:: Task requirements ::
Repeat the records in full and exactly, omitting pictures.
-- Start Stored records --
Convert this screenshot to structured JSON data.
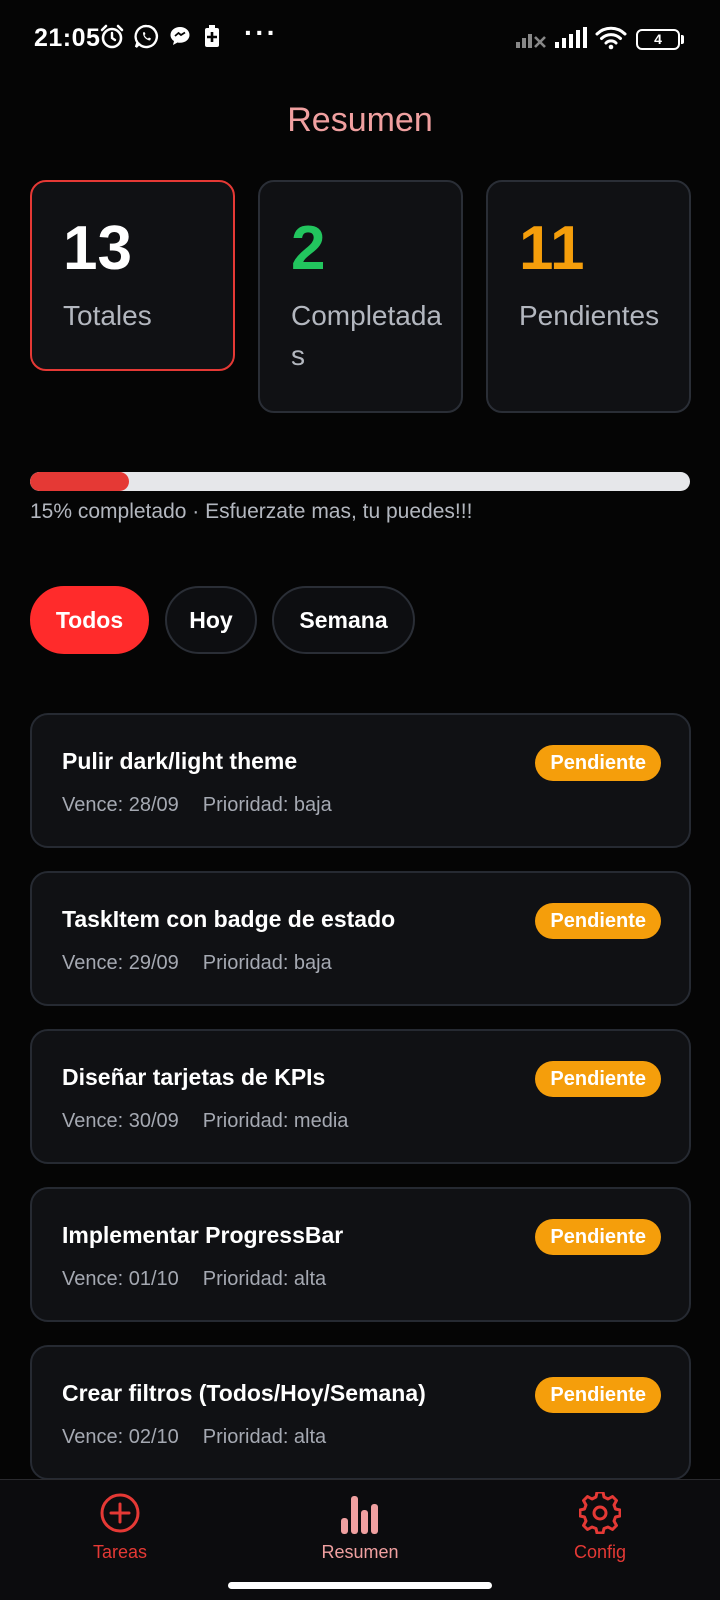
{
  "status_bar": {
    "time": "21:05",
    "more": "···",
    "battery": "4",
    "icons": [
      "alarm-icon",
      "whatsapp-icon",
      "chat-bubble-icon",
      "battery-saver-icon",
      "signal-off-icon",
      "signal-icon",
      "wifi-icon",
      "battery-icon"
    ]
  },
  "header": {
    "title": "Resumen"
  },
  "kpis": [
    {
      "value": "13",
      "label": "Totales",
      "color": "#ffffff"
    },
    {
      "value": "2",
      "label": "Completadas",
      "color": "#22c55e"
    },
    {
      "value": "11",
      "label": "Pendientes",
      "color": "#f59e0b"
    }
  ],
  "progress": {
    "percent": 15,
    "text": "15% completado · Esfuerzate mas, tu puedes!!!"
  },
  "filters": [
    "Todos",
    "Hoy",
    "Semana"
  ],
  "tasks": [
    {
      "title": "Pulir dark/light theme",
      "due": "Vence: 28/09",
      "priority": "Prioridad: baja",
      "status": "Pendiente"
    },
    {
      "title": "TaskItem con badge de estado",
      "due": "Vence: 29/09",
      "priority": "Prioridad: baja",
      "status": "Pendiente"
    },
    {
      "title": "Diseñar tarjetas de KPIs",
      "due": "Vence: 30/09",
      "priority": "Prioridad: media",
      "status": "Pendiente"
    },
    {
      "title": "Implementar ProgressBar",
      "due": "Vence: 01/10",
      "priority": "Prioridad: alta",
      "status": "Pendiente"
    },
    {
      "title": "Crear filtros (Todos/Hoy/Semana)",
      "due": "Vence: 02/10",
      "priority": "Prioridad: alta",
      "status": "Pendiente"
    }
  ],
  "bottom_nav": [
    {
      "label": "Tareas",
      "icon": "plus-circle-icon"
    },
    {
      "label": "Resumen",
      "icon": "bar-chart-icon"
    },
    {
      "label": "Config",
      "icon": "gear-icon"
    }
  ],
  "colors": {
    "accent_red": "#e53935",
    "title_pink": "#f0a0a0",
    "pending_amber": "#f59e0b",
    "done_green": "#22c55e"
  }
}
-- End Stored records --
:: Complete response ::
Convert this screenshot to structured JSON data.
{
  "status_bar": {
    "time": "21:05",
    "more": "···",
    "battery": "4",
    "icons": [
      "alarm-icon",
      "whatsapp-icon",
      "chat-bubble-icon",
      "battery-saver-icon",
      "signal-off-icon",
      "signal-icon",
      "wifi-icon",
      "battery-icon"
    ]
  },
  "header": {
    "title": "Resumen"
  },
  "kpis": [
    {
      "value": "13",
      "label": "Totales",
      "color": "#ffffff"
    },
    {
      "value": "2",
      "label": "Completadas",
      "color": "#22c55e"
    },
    {
      "value": "11",
      "label": "Pendientes",
      "color": "#f59e0b"
    }
  ],
  "progress": {
    "percent": 15,
    "text": "15% completado · Esfuerzate mas, tu puedes!!!"
  },
  "filters": [
    "Todos",
    "Hoy",
    "Semana"
  ],
  "tasks": [
    {
      "title": "Pulir dark/light theme",
      "due": "Vence: 28/09",
      "priority": "Prioridad: baja",
      "status": "Pendiente"
    },
    {
      "title": "TaskItem con badge de estado",
      "due": "Vence: 29/09",
      "priority": "Prioridad: baja",
      "status": "Pendiente"
    },
    {
      "title": "Diseñar tarjetas de KPIs",
      "due": "Vence: 30/09",
      "priority": "Prioridad: media",
      "status": "Pendiente"
    },
    {
      "title": "Implementar ProgressBar",
      "due": "Vence: 01/10",
      "priority": "Prioridad: alta",
      "status": "Pendiente"
    },
    {
      "title": "Crear filtros (Todos/Hoy/Semana)",
      "due": "Vence: 02/10",
      "priority": "Prioridad: alta",
      "status": "Pendiente"
    }
  ],
  "bottom_nav": [
    {
      "label": "Tareas",
      "icon": "plus-circle-icon"
    },
    {
      "label": "Resumen",
      "icon": "bar-chart-icon"
    },
    {
      "label": "Config",
      "icon": "gear-icon"
    }
  ],
  "colors": {
    "accent_red": "#e53935",
    "title_pink": "#f0a0a0",
    "pending_amber": "#f59e0b",
    "done_green": "#22c55e"
  }
}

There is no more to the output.